(Data items)
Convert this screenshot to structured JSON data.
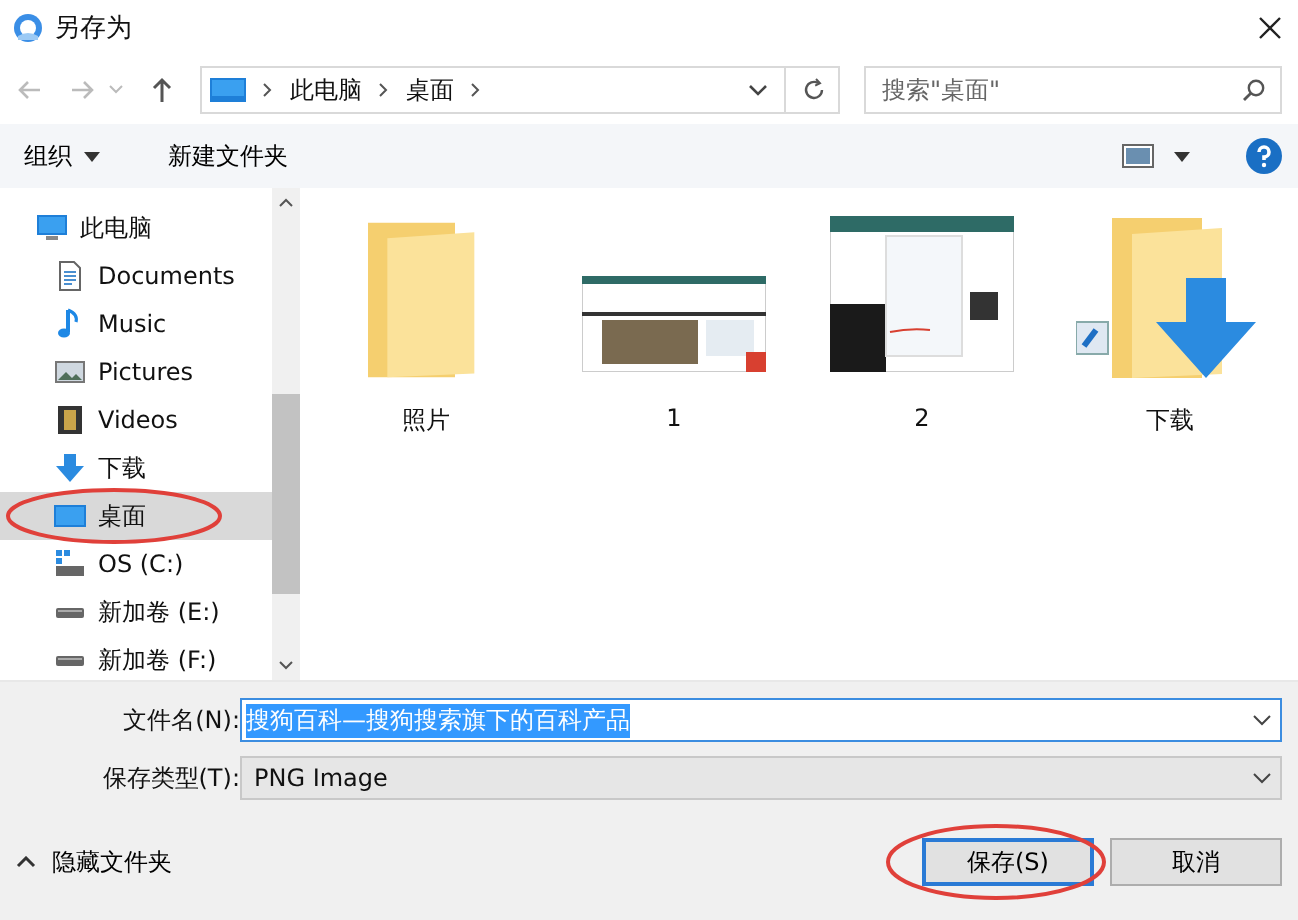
{
  "window": {
    "title": "另存为"
  },
  "address": {
    "crumbs": [
      "此电脑",
      "桌面"
    ]
  },
  "search": {
    "placeholder": "搜索\"桌面\""
  },
  "toolbar": {
    "organize": "组织",
    "new_folder": "新建文件夹"
  },
  "sidebar": {
    "items": [
      {
        "label": "此电脑",
        "kind": "computer",
        "selected": false,
        "children": [
          {
            "label": "Documents",
            "kind": "document",
            "selected": false
          },
          {
            "label": "Music",
            "kind": "music",
            "selected": false
          },
          {
            "label": "Pictures",
            "kind": "picture",
            "selected": false
          },
          {
            "label": "Videos",
            "kind": "video",
            "selected": false
          },
          {
            "label": "下载",
            "kind": "download",
            "selected": false
          },
          {
            "label": "桌面",
            "kind": "desktop",
            "selected": true
          },
          {
            "label": "OS (C:)",
            "kind": "system-drive",
            "selected": false
          },
          {
            "label": "新加卷 (E:)",
            "kind": "drive",
            "selected": false
          },
          {
            "label": "新加卷 (F:)",
            "kind": "drive",
            "selected": false
          }
        ]
      }
    ]
  },
  "files": [
    {
      "name": "照片",
      "kind": "folder"
    },
    {
      "name": "1",
      "kind": "screenshot-wide"
    },
    {
      "name": "2",
      "kind": "screenshot-tall"
    },
    {
      "name": "下载",
      "kind": "download-folder"
    }
  ],
  "filename": {
    "label": "文件名(N):",
    "value": "搜狗百科—搜狗搜索旗下的百科产品"
  },
  "filetype": {
    "label": "保存类型(T):",
    "value": "PNG Image"
  },
  "hide_folders": "隐藏文件夹",
  "buttons": [
    {
      "label": "保存(S)",
      "primary": true
    },
    {
      "label": "取消",
      "primary": false
    }
  ]
}
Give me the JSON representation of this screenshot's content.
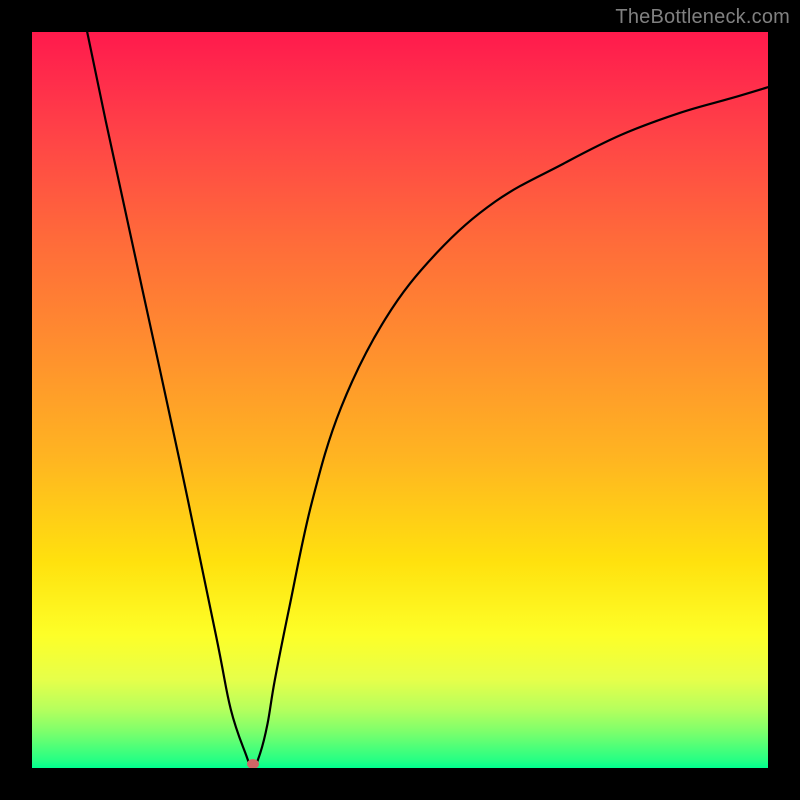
{
  "watermark": "TheBottleneck.com",
  "colors": {
    "border": "#000000",
    "curve": "#000000",
    "dip_dot": "#d16666",
    "watermark": "#808080",
    "gradient_stops": [
      "#ff1a4c",
      "#ff4646",
      "#ff8c2f",
      "#ffe10e",
      "#fdff28",
      "#24ff84",
      "#00ff8e"
    ]
  },
  "chart_data": {
    "type": "line",
    "title": "",
    "xlabel": "",
    "ylabel": "",
    "xlim": [
      0,
      100
    ],
    "ylim": [
      0,
      100
    ],
    "grid": false,
    "legend": false,
    "note": "No numeric axis ticks or labels are shown; x and values are expressed as 0–100 percentages of the plot area width/height, read from the image.",
    "series": [
      {
        "name": "curve",
        "x": [
          7.5,
          10,
          15,
          20,
          25,
          27,
          29,
          30,
          31,
          32,
          33,
          35,
          38,
          42,
          48,
          55,
          63,
          72,
          80,
          88,
          95,
          100
        ],
        "values": [
          100,
          88,
          65,
          42,
          18,
          8,
          2,
          0,
          2,
          6,
          12,
          22,
          36,
          49,
          61,
          70,
          77,
          82,
          86,
          89,
          91,
          92.5
        ]
      }
    ],
    "dip_marker": {
      "x": 30,
      "value": 0
    }
  }
}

What is being asked
Please write out all of the material above without changing a word, and omit any pictures.

Written response
Convert this screenshot to structured JSON data.
{
  "window": {
    "title": "另存为"
  },
  "address": {
    "crumbs": [
      "此电脑",
      "桌面"
    ]
  },
  "search": {
    "placeholder": "搜索\"桌面\""
  },
  "toolbar": {
    "organize": "组织",
    "new_folder": "新建文件夹"
  },
  "sidebar": {
    "items": [
      {
        "label": "此电脑",
        "kind": "computer",
        "selected": false,
        "children": [
          {
            "label": "Documents",
            "kind": "document",
            "selected": false
          },
          {
            "label": "Music",
            "kind": "music",
            "selected": false
          },
          {
            "label": "Pictures",
            "kind": "picture",
            "selected": false
          },
          {
            "label": "Videos",
            "kind": "video",
            "selected": false
          },
          {
            "label": "下载",
            "kind": "download",
            "selected": false
          },
          {
            "label": "桌面",
            "kind": "desktop",
            "selected": true
          },
          {
            "label": "OS (C:)",
            "kind": "system-drive",
            "selected": false
          },
          {
            "label": "新加卷 (E:)",
            "kind": "drive",
            "selected": false
          },
          {
            "label": "新加卷 (F:)",
            "kind": "drive",
            "selected": false
          }
        ]
      }
    ]
  },
  "files": [
    {
      "name": "照片",
      "kind": "folder"
    },
    {
      "name": "1",
      "kind": "screenshot-wide"
    },
    {
      "name": "2",
      "kind": "screenshot-tall"
    },
    {
      "name": "下载",
      "kind": "download-folder"
    }
  ],
  "filename": {
    "label": "文件名(N):",
    "value": "搜狗百科—搜狗搜索旗下的百科产品"
  },
  "filetype": {
    "label": "保存类型(T):",
    "value": "PNG Image"
  },
  "hide_folders": "隐藏文件夹",
  "buttons": [
    {
      "label": "保存(S)",
      "primary": true
    },
    {
      "label": "取消",
      "primary": false
    }
  ]
}
Give me the JSON representation of this screenshot's content.
{
  "watermark": "TheBottleneck.com",
  "colors": {
    "border": "#000000",
    "curve": "#000000",
    "dip_dot": "#d16666",
    "watermark": "#808080",
    "gradient_stops": [
      "#ff1a4c",
      "#ff4646",
      "#ff8c2f",
      "#ffe10e",
      "#fdff28",
      "#24ff84",
      "#00ff8e"
    ]
  },
  "chart_data": {
    "type": "line",
    "title": "",
    "xlabel": "",
    "ylabel": "",
    "xlim": [
      0,
      100
    ],
    "ylim": [
      0,
      100
    ],
    "grid": false,
    "legend": false,
    "note": "No numeric axis ticks or labels are shown; x and values are expressed as 0–100 percentages of the plot area width/height, read from the image.",
    "series": [
      {
        "name": "curve",
        "x": [
          7.5,
          10,
          15,
          20,
          25,
          27,
          29,
          30,
          31,
          32,
          33,
          35,
          38,
          42,
          48,
          55,
          63,
          72,
          80,
          88,
          95,
          100
        ],
        "values": [
          100,
          88,
          65,
          42,
          18,
          8,
          2,
          0,
          2,
          6,
          12,
          22,
          36,
          49,
          61,
          70,
          77,
          82,
          86,
          89,
          91,
          92.5
        ]
      }
    ],
    "dip_marker": {
      "x": 30,
      "value": 0
    }
  }
}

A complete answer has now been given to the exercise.